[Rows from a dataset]
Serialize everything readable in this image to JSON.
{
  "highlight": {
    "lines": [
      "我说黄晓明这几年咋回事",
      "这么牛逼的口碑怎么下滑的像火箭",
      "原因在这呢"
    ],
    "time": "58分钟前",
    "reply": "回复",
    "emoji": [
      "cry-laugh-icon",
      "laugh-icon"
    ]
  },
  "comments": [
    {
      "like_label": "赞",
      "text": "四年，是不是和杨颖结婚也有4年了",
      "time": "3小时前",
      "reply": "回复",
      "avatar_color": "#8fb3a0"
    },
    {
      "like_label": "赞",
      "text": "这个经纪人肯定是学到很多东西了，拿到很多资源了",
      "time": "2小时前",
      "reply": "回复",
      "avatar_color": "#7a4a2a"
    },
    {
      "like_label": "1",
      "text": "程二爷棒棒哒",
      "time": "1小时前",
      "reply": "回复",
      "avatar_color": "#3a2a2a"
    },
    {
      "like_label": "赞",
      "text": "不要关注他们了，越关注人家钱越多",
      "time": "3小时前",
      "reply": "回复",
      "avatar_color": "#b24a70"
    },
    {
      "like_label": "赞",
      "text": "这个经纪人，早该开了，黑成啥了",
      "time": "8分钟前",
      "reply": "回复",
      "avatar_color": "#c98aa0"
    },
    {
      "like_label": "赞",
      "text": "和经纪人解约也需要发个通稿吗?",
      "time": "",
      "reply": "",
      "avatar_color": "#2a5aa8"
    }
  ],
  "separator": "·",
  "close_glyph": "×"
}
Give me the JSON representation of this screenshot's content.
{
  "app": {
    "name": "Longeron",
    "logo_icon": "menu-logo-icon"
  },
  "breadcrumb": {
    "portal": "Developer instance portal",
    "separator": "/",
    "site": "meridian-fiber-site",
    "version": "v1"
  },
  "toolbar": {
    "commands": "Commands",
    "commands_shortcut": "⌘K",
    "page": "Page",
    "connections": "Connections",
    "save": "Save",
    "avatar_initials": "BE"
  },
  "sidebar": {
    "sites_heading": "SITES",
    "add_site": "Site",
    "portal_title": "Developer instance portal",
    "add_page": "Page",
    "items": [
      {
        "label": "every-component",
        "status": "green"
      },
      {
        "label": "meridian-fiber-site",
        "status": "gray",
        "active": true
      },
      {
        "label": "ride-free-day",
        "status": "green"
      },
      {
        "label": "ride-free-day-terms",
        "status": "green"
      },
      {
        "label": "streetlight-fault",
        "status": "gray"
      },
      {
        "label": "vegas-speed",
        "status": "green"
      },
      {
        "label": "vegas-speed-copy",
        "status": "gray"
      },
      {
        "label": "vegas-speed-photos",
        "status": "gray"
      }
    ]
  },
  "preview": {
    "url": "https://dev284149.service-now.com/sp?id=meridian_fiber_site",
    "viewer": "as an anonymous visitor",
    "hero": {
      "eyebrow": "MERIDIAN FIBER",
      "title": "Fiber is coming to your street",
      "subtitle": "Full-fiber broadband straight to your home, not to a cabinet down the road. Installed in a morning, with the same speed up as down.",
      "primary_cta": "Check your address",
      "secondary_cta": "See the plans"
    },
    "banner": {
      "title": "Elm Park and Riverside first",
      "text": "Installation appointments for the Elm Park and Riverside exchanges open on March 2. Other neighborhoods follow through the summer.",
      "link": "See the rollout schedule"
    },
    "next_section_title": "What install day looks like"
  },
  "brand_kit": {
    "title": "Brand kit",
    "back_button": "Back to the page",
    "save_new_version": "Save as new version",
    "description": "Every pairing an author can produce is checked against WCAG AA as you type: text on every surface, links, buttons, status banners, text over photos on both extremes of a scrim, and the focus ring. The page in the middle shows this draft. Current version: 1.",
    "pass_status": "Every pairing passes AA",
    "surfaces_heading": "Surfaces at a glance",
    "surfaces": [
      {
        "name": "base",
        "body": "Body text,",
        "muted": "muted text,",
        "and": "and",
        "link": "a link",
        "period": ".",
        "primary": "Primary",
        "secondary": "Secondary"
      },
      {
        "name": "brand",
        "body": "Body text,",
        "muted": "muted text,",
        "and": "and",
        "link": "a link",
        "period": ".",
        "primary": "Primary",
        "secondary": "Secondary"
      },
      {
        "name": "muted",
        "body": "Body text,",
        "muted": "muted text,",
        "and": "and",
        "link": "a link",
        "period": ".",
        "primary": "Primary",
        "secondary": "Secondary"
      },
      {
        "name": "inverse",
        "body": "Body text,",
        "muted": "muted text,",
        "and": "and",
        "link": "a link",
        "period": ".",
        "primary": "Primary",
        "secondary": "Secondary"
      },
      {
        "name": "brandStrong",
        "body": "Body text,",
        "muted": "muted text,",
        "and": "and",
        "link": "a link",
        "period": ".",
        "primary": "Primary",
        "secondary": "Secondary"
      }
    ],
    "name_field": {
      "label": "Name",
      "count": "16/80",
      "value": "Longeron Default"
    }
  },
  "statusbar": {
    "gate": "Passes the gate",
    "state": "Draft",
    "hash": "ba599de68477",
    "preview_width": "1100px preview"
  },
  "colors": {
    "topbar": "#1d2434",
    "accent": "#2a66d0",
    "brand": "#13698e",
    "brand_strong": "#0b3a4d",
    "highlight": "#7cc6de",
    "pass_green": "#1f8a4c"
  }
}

Instructions to follow.
Find each line in the records holding the string "your" and show it.

Exercise answer.
      "title": "Fiber is coming to your street",
      "subtitle": "Full-fiber broadband straight to your home, not to a cabinet down the road. Installed in a morning, with the same speed up as down.",
      "primary_cta": "Check your address",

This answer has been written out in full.